## Record excerpts
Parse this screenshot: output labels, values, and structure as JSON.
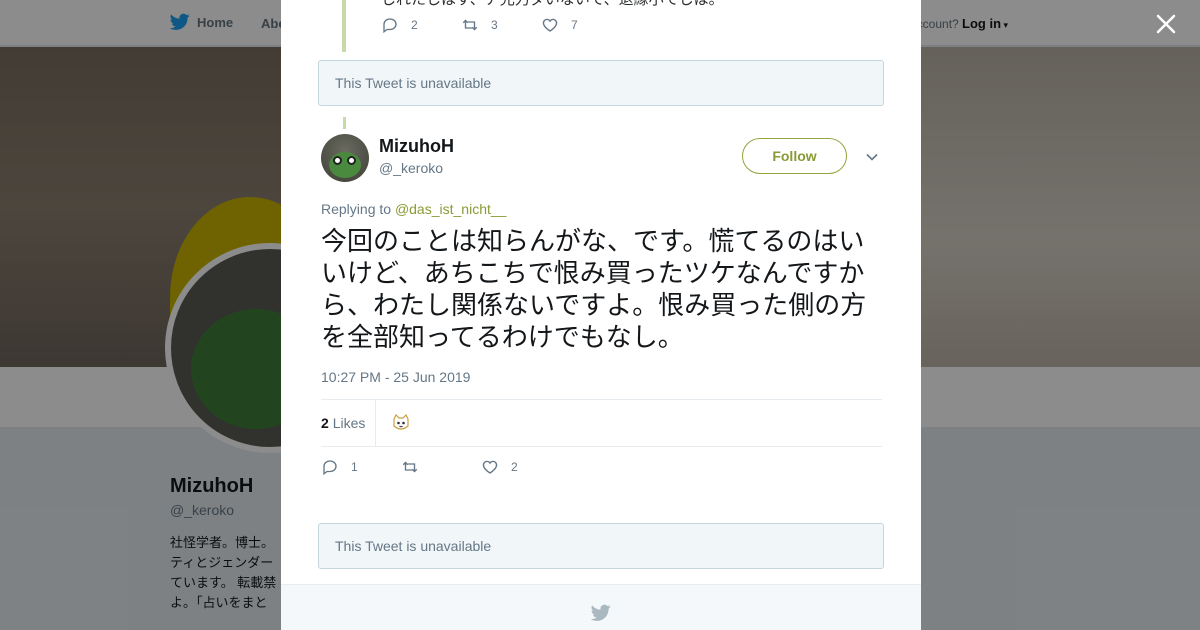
{
  "topbar": {
    "home_label": "Home",
    "about_label": "Abe",
    "account_prompt": "account?",
    "login_label": "Log in"
  },
  "profile": {
    "name": "MizuhoH",
    "handle": "@_keroko",
    "bio": "社怪学者。博士。\nティとジェンダー\nています。 転載禁\nよ。「占いをまと"
  },
  "modal": {
    "previous_tweet": {
      "text_fragment": "しれたしはす、ア允力ダいないて、退縁小てしは。",
      "reply_count": "2",
      "retweet_count": "3",
      "like_count": "7"
    },
    "unavailable_1": "This Tweet is unavailable",
    "tweet": {
      "name": "MizuhoH",
      "handle": "@_keroko",
      "follow_label": "Follow",
      "replying_prefix": "Replying to",
      "replying_to": "@das_ist_nicht__",
      "text": "今回のことは知らんがな、です。慌てるのはいいけど、あちこちで恨み買ったツケなんですから、わたし関係ないですよ。恨み買った側の方を全部知ってるわけでもなし。",
      "timestamp": "10:27 PM - 25 Jun 2019",
      "likes_count": "2",
      "likes_label": "Likes",
      "reply_count": "1",
      "retweet_count": "",
      "like_count": "2"
    },
    "unavailable_2": "This Tweet is unavailable"
  },
  "icons": {
    "close": "close-icon",
    "twitter": "twitter-bird-icon",
    "reply": "reply-icon",
    "retweet": "retweet-icon",
    "like": "heart-icon",
    "chevron": "chevron-down-icon"
  },
  "colors": {
    "accent": "#8a9a34",
    "thread_line": "#c9d9a8",
    "unavailable_bg": "#f1f6f9"
  }
}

## Exercise description
Working from the material above, transcribe it exactly while omitting pictures.

## Response to the exercise
Parse this screenshot: output labels, values, and structure as JSON.
{
  "topbar": {
    "home_label": "Home",
    "about_label": "Abe",
    "account_prompt": "account?",
    "login_label": "Log in"
  },
  "profile": {
    "name": "MizuhoH",
    "handle": "@_keroko",
    "bio": "社怪学者。博士。\nティとジェンダー\nています。 転載禁\nよ。「占いをまと"
  },
  "modal": {
    "previous_tweet": {
      "text_fragment": "しれたしはす、ア允力ダいないて、退縁小てしは。",
      "reply_count": "2",
      "retweet_count": "3",
      "like_count": "7"
    },
    "unavailable_1": "This Tweet is unavailable",
    "tweet": {
      "name": "MizuhoH",
      "handle": "@_keroko",
      "follow_label": "Follow",
      "replying_prefix": "Replying to",
      "replying_to": "@das_ist_nicht__",
      "text": "今回のことは知らんがな、です。慌てるのはいいけど、あちこちで恨み買ったツケなんですから、わたし関係ないですよ。恨み買った側の方を全部知ってるわけでもなし。",
      "timestamp": "10:27 PM - 25 Jun 2019",
      "likes_count": "2",
      "likes_label": "Likes",
      "reply_count": "1",
      "retweet_count": "",
      "like_count": "2"
    },
    "unavailable_2": "This Tweet is unavailable"
  },
  "icons": {
    "close": "close-icon",
    "twitter": "twitter-bird-icon",
    "reply": "reply-icon",
    "retweet": "retweet-icon",
    "like": "heart-icon",
    "chevron": "chevron-down-icon"
  },
  "colors": {
    "accent": "#8a9a34",
    "thread_line": "#c9d9a8",
    "unavailable_bg": "#f1f6f9"
  }
}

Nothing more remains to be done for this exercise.